Work instructions. Work through the material below line by line and say how many lines include the word "JSON". Only the number, please.

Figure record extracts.
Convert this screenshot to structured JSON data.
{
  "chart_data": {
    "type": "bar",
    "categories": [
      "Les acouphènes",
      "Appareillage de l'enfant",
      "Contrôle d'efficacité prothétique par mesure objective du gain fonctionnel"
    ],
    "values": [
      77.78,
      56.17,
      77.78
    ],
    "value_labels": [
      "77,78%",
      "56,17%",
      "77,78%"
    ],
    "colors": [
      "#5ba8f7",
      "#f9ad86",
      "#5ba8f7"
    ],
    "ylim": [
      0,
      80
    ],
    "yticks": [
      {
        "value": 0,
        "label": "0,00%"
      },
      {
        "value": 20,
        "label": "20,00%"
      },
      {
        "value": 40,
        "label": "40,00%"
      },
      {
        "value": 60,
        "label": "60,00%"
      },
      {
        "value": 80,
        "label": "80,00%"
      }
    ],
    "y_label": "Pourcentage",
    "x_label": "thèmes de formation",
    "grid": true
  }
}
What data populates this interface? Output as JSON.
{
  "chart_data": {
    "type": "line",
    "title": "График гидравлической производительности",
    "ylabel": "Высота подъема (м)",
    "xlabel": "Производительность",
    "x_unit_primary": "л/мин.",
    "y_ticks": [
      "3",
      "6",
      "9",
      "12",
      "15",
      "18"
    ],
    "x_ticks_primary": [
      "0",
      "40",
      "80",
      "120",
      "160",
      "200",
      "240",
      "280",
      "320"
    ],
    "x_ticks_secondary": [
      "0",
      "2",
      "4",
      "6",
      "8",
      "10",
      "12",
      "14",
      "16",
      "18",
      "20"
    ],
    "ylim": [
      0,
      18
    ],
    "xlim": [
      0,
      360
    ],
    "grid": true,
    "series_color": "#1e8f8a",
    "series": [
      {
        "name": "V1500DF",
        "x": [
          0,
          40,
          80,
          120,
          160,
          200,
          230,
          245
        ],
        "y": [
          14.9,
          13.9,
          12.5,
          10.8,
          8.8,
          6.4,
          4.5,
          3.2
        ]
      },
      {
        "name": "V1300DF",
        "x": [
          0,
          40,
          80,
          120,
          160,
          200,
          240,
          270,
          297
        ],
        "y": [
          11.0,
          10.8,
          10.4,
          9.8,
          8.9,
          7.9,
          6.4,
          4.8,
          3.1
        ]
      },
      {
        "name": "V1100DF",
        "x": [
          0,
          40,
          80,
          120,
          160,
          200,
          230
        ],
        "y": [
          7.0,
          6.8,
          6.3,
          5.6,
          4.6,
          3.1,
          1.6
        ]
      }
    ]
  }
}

Expected answer. 2